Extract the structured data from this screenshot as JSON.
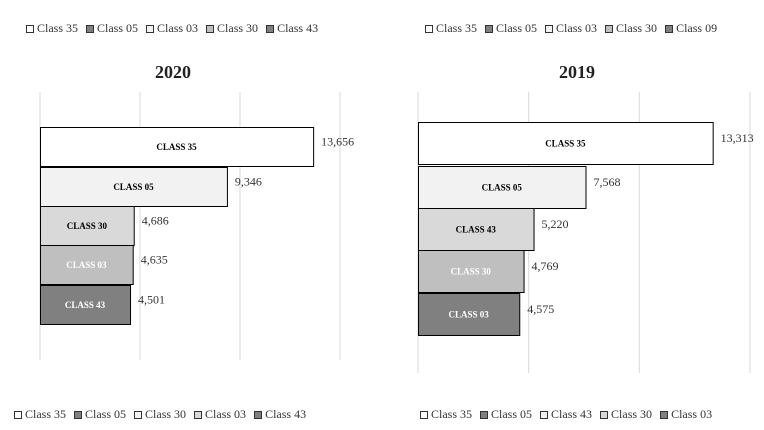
{
  "chart_data": [
    {
      "type": "bar",
      "orientation": "horizontal",
      "title": "2020",
      "categories": [
        "CLASS 35",
        "CLASS 05",
        "CLASS 30",
        "CLASS 03",
        "CLASS 43"
      ],
      "values": [
        13656,
        9346,
        4686,
        4635,
        4501
      ],
      "value_labels": [
        "13,656",
        "9,346",
        "4,686",
        "4,635",
        "4,501"
      ],
      "bar_colors": [
        "#ffffff",
        "#f2f2f2",
        "#d9d9d9",
        "#bfbfbf",
        "#808080"
      ],
      "label_colors": [
        "#000000",
        "#000000",
        "#000000",
        "#ffffff",
        "#ffffff"
      ],
      "xlim": [
        0,
        15000
      ],
      "grid": true,
      "legend_top": [
        {
          "label": "Class 35",
          "color": "#ffffff"
        },
        {
          "label": "Class 05",
          "color": "#808080"
        },
        {
          "label": "Class 03",
          "color": "#f2f2f2"
        },
        {
          "label": "Class 30",
          "color": "#bfbfbf"
        },
        {
          "label": "Class 43",
          "color": "#808080"
        }
      ],
      "legend_bottom": [
        {
          "label": "Class 35",
          "color": "#ffffff"
        },
        {
          "label": "Class 05",
          "color": "#808080"
        },
        {
          "label": "Class 30",
          "color": "#f2f2f2"
        },
        {
          "label": "Class 03",
          "color": "#d9d9d9"
        },
        {
          "label": "Class 43",
          "color": "#808080"
        }
      ]
    },
    {
      "type": "bar",
      "orientation": "horizontal",
      "title": "2019",
      "categories": [
        "CLASS 35",
        "CLASS 05",
        "CLASS 43",
        "CLASS 30",
        "CLASS 03"
      ],
      "values": [
        13313,
        7568,
        5220,
        4769,
        4575
      ],
      "value_labels": [
        "13,313",
        "7,568",
        "5,220",
        "4,769",
        "4,575"
      ],
      "bar_colors": [
        "#ffffff",
        "#f2f2f2",
        "#d9d9d9",
        "#bfbfbf",
        "#808080"
      ],
      "label_colors": [
        "#000000",
        "#000000",
        "#000000",
        "#ffffff",
        "#ffffff"
      ],
      "xlim": [
        0,
        15000
      ],
      "grid": true,
      "legend_top": [
        {
          "label": "Class 35",
          "color": "#ffffff"
        },
        {
          "label": "Class 05",
          "color": "#808080"
        },
        {
          "label": "Class 03",
          "color": "#f2f2f2"
        },
        {
          "label": "Class 30",
          "color": "#bfbfbf"
        },
        {
          "label": "Class 09",
          "color": "#808080"
        }
      ],
      "legend_bottom": [
        {
          "label": "Class 35",
          "color": "#ffffff"
        },
        {
          "label": "Class 05",
          "color": "#808080"
        },
        {
          "label": "Class 43",
          "color": "#f2f2f2"
        },
        {
          "label": "Class 30",
          "color": "#d9d9d9"
        },
        {
          "label": "Class 03",
          "color": "#808080"
        }
      ]
    }
  ]
}
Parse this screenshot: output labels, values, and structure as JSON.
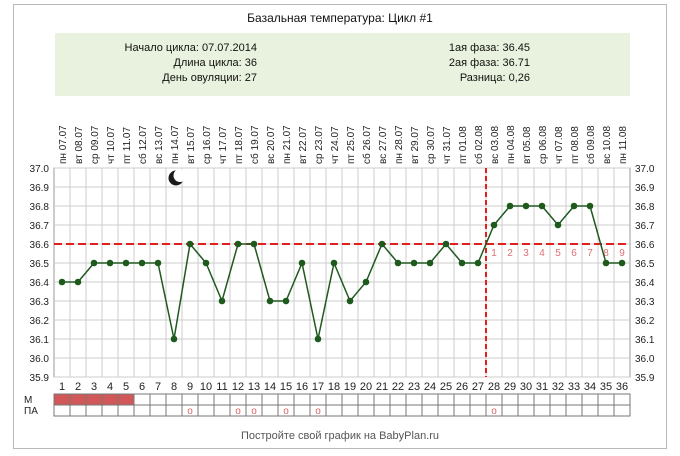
{
  "title": "Базальная температура: Цикл #1",
  "info": {
    "cycle_start": "Начало цикла: 07.07.2014",
    "cycle_length": "Длина цикла: 36",
    "ovulation_day": "День овуляции: 27",
    "phase1": "1ая фаза: 36.45",
    "phase2": "2ая фаза: 36.71",
    "difference": "Разница: 0,26"
  },
  "footer": "Постройте свой график на BabyPlan.ru",
  "row_labels": {
    "m": "М",
    "pa": "ПА"
  },
  "moon_icon": "crescent-moon-icon",
  "colors": {
    "line": "#1e5a1e",
    "point": "#1e5a1e",
    "coverline": "#e02020",
    "ovulation_line": "#e02020",
    "menstruation_fill": "#d05858",
    "pa_marker": "#e06060",
    "grid": "#cccccc",
    "info_bg": "#e9f2de"
  },
  "chart_data": {
    "type": "line",
    "title": "Базальная температура: Цикл #1",
    "weekdays": [
      "пн",
      "вт",
      "ср",
      "чт",
      "пт",
      "сб",
      "вс",
      "пн",
      "вт",
      "ср",
      "чт",
      "пт",
      "сб",
      "вс",
      "пн",
      "вт",
      "ср",
      "чт",
      "пт",
      "сб",
      "вс",
      "пн",
      "вт",
      "ср",
      "чт",
      "пт",
      "сб",
      "вс",
      "пн",
      "вт",
      "ср",
      "чт",
      "пт",
      "сб",
      "вс",
      "пн"
    ],
    "dates": [
      "07.07",
      "08.07",
      "09.07",
      "10.07",
      "11.07",
      "12.07",
      "13.07",
      "14.07",
      "15.07",
      "16.07",
      "17.07",
      "18.07",
      "19.07",
      "20.07",
      "21.07",
      "22.07",
      "23.07",
      "24.07",
      "25.07",
      "26.07",
      "27.07",
      "28.07",
      "29.07",
      "30.07",
      "31.07",
      "01.08",
      "02.08",
      "03.08",
      "04.08",
      "05.08",
      "06.08",
      "07.08",
      "08.08",
      "09.08",
      "10.08",
      "11.08"
    ],
    "days": [
      "1",
      "2",
      "3",
      "4",
      "5",
      "6",
      "7",
      "8",
      "9",
      "10",
      "11",
      "12",
      "13",
      "14",
      "15",
      "16",
      "17",
      "18",
      "19",
      "20",
      "21",
      "22",
      "23",
      "24",
      "25",
      "26",
      "27",
      "28",
      "29",
      "30",
      "31",
      "32",
      "33",
      "34",
      "35",
      "36"
    ],
    "series": [
      {
        "values": [
          36.4,
          36.4,
          36.5,
          36.5,
          36.5,
          36.5,
          36.5,
          36.1,
          36.6,
          36.5,
          36.3,
          36.6,
          36.6,
          36.3,
          36.3,
          36.5,
          36.1,
          36.5,
          36.3,
          36.4,
          36.6,
          36.5,
          36.5,
          36.5,
          36.6,
          36.5,
          36.5,
          36.7,
          36.8,
          36.8,
          36.8,
          36.7,
          36.8,
          36.8,
          36.5,
          36.5
        ]
      }
    ],
    "ylim": [
      35.9,
      37.0
    ],
    "y_ticks": [
      "37.0",
      "36.9",
      "36.8",
      "36.7",
      "36.6",
      "36.5",
      "36.4",
      "36.3",
      "36.2",
      "36.1",
      "36.0",
      "35.9"
    ],
    "coverline": 36.6,
    "ovulation_day": 27,
    "post_ovulation_labels": [
      "1",
      "2",
      "3",
      "4",
      "5",
      "6",
      "7",
      "8",
      "9"
    ],
    "menstruation_days": [
      1,
      2,
      3,
      4,
      5
    ],
    "pa_days": [
      9,
      12,
      13,
      15,
      17,
      28
    ],
    "pa_marker": "о",
    "moon_day": 8
  }
}
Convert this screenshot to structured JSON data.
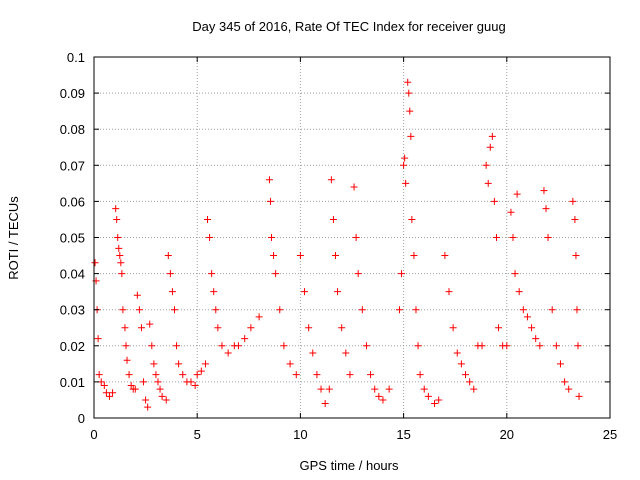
{
  "chart_data": {
    "type": "scatter",
    "title": "Day 345 of 2016, Rate Of TEC Index for receiver guug",
    "xlabel": "GPS time / hours",
    "ylabel": "ROTI / TECUs",
    "xlim": [
      0,
      25
    ],
    "ylim": [
      0,
      0.1
    ],
    "xticks": [
      0,
      5,
      10,
      15,
      20,
      25
    ],
    "yticks": [
      0,
      0.01,
      0.02,
      0.03,
      0.04,
      0.05,
      0.06,
      0.07,
      0.08,
      0.09,
      0.1
    ],
    "grid": true,
    "marker": "plus",
    "color": "#ff0000",
    "series": [
      {
        "points": [
          [
            0.05,
            0.043
          ],
          [
            0.1,
            0.038
          ],
          [
            0.15,
            0.03
          ],
          [
            0.2,
            0.022
          ],
          [
            0.25,
            0.012
          ],
          [
            0.35,
            0.01
          ],
          [
            0.5,
            0.009
          ],
          [
            0.6,
            0.007
          ],
          [
            0.75,
            0.006
          ],
          [
            0.9,
            0.007
          ],
          [
            1.05,
            0.058
          ],
          [
            1.1,
            0.055
          ],
          [
            1.15,
            0.05
          ],
          [
            1.2,
            0.047
          ],
          [
            1.25,
            0.045
          ],
          [
            1.3,
            0.043
          ],
          [
            1.35,
            0.04
          ],
          [
            1.4,
            0.03
          ],
          [
            1.5,
            0.025
          ],
          [
            1.55,
            0.02
          ],
          [
            1.6,
            0.016
          ],
          [
            1.7,
            0.012
          ],
          [
            1.8,
            0.009
          ],
          [
            1.9,
            0.008
          ],
          [
            2.0,
            0.008
          ],
          [
            2.1,
            0.034
          ],
          [
            2.2,
            0.03
          ],
          [
            2.3,
            0.025
          ],
          [
            2.4,
            0.01
          ],
          [
            2.5,
            0.005
          ],
          [
            2.6,
            0.003
          ],
          [
            2.7,
            0.026
          ],
          [
            2.8,
            0.02
          ],
          [
            2.9,
            0.015
          ],
          [
            3.0,
            0.012
          ],
          [
            3.1,
            0.01
          ],
          [
            3.2,
            0.008
          ],
          [
            3.3,
            0.006
          ],
          [
            3.5,
            0.005
          ],
          [
            3.6,
            0.045
          ],
          [
            3.7,
            0.04
          ],
          [
            3.8,
            0.035
          ],
          [
            3.9,
            0.03
          ],
          [
            4.0,
            0.02
          ],
          [
            4.1,
            0.015
          ],
          [
            4.3,
            0.012
          ],
          [
            4.5,
            0.01
          ],
          [
            4.7,
            0.01
          ],
          [
            4.9,
            0.009
          ],
          [
            5.0,
            0.012
          ],
          [
            5.2,
            0.013
          ],
          [
            5.4,
            0.015
          ],
          [
            5.5,
            0.055
          ],
          [
            5.6,
            0.05
          ],
          [
            5.7,
            0.04
          ],
          [
            5.8,
            0.035
          ],
          [
            5.9,
            0.03
          ],
          [
            6.0,
            0.025
          ],
          [
            6.2,
            0.02
          ],
          [
            6.5,
            0.018
          ],
          [
            6.8,
            0.02
          ],
          [
            7.0,
            0.02
          ],
          [
            7.3,
            0.022
          ],
          [
            7.6,
            0.025
          ],
          [
            8.0,
            0.028
          ],
          [
            8.5,
            0.066
          ],
          [
            8.55,
            0.06
          ],
          [
            8.6,
            0.05
          ],
          [
            8.7,
            0.045
          ],
          [
            8.8,
            0.04
          ],
          [
            9.0,
            0.03
          ],
          [
            9.2,
            0.02
          ],
          [
            9.5,
            0.015
          ],
          [
            9.8,
            0.012
          ],
          [
            10.0,
            0.045
          ],
          [
            10.2,
            0.035
          ],
          [
            10.4,
            0.025
          ],
          [
            10.6,
            0.018
          ],
          [
            10.8,
            0.012
          ],
          [
            11.0,
            0.008
          ],
          [
            11.2,
            0.004
          ],
          [
            11.4,
            0.008
          ],
          [
            11.5,
            0.066
          ],
          [
            11.6,
            0.055
          ],
          [
            11.7,
            0.045
          ],
          [
            11.8,
            0.035
          ],
          [
            12.0,
            0.025
          ],
          [
            12.2,
            0.018
          ],
          [
            12.4,
            0.012
          ],
          [
            12.6,
            0.064
          ],
          [
            12.7,
            0.05
          ],
          [
            12.8,
            0.04
          ],
          [
            13.0,
            0.03
          ],
          [
            13.2,
            0.02
          ],
          [
            13.4,
            0.012
          ],
          [
            13.6,
            0.008
          ],
          [
            13.8,
            0.006
          ],
          [
            14.0,
            0.005
          ],
          [
            14.3,
            0.008
          ],
          [
            14.8,
            0.03
          ],
          [
            14.9,
            0.04
          ],
          [
            15.0,
            0.07
          ],
          [
            15.05,
            0.072
          ],
          [
            15.1,
            0.065
          ],
          [
            15.2,
            0.093
          ],
          [
            15.25,
            0.09
          ],
          [
            15.3,
            0.085
          ],
          [
            15.35,
            0.078
          ],
          [
            15.4,
            0.055
          ],
          [
            15.5,
            0.045
          ],
          [
            15.6,
            0.03
          ],
          [
            15.7,
            0.02
          ],
          [
            15.8,
            0.012
          ],
          [
            16.0,
            0.008
          ],
          [
            16.2,
            0.006
          ],
          [
            16.5,
            0.004
          ],
          [
            16.7,
            0.005
          ],
          [
            17.0,
            0.045
          ],
          [
            17.2,
            0.035
          ],
          [
            17.4,
            0.025
          ],
          [
            17.6,
            0.018
          ],
          [
            17.8,
            0.015
          ],
          [
            18.0,
            0.012
          ],
          [
            18.2,
            0.01
          ],
          [
            18.4,
            0.008
          ],
          [
            18.6,
            0.02
          ],
          [
            18.8,
            0.02
          ],
          [
            19.0,
            0.07
          ],
          [
            19.1,
            0.065
          ],
          [
            19.2,
            0.075
          ],
          [
            19.3,
            0.078
          ],
          [
            19.4,
            0.06
          ],
          [
            19.5,
            0.05
          ],
          [
            19.6,
            0.025
          ],
          [
            19.8,
            0.02
          ],
          [
            20.0,
            0.02
          ],
          [
            20.2,
            0.057
          ],
          [
            20.3,
            0.05
          ],
          [
            20.4,
            0.04
          ],
          [
            20.5,
            0.062
          ],
          [
            20.6,
            0.035
          ],
          [
            20.8,
            0.03
          ],
          [
            21.0,
            0.028
          ],
          [
            21.2,
            0.025
          ],
          [
            21.4,
            0.022
          ],
          [
            21.6,
            0.02
          ],
          [
            21.8,
            0.063
          ],
          [
            21.9,
            0.058
          ],
          [
            22.0,
            0.05
          ],
          [
            22.2,
            0.03
          ],
          [
            22.4,
            0.02
          ],
          [
            22.6,
            0.015
          ],
          [
            22.8,
            0.01
          ],
          [
            23.0,
            0.008
          ],
          [
            23.2,
            0.06
          ],
          [
            23.3,
            0.055
          ],
          [
            23.35,
            0.045
          ],
          [
            23.4,
            0.03
          ],
          [
            23.45,
            0.02
          ],
          [
            23.5,
            0.006
          ]
        ]
      }
    ]
  }
}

---------------

In the listing, find all lines with the string "screenshot" and copy them.

Extract the structured data from this screenshot as JSON.
Parse this screenshot: output labels, values, and structure as JSON.
Convert this screenshot to structured JSON data.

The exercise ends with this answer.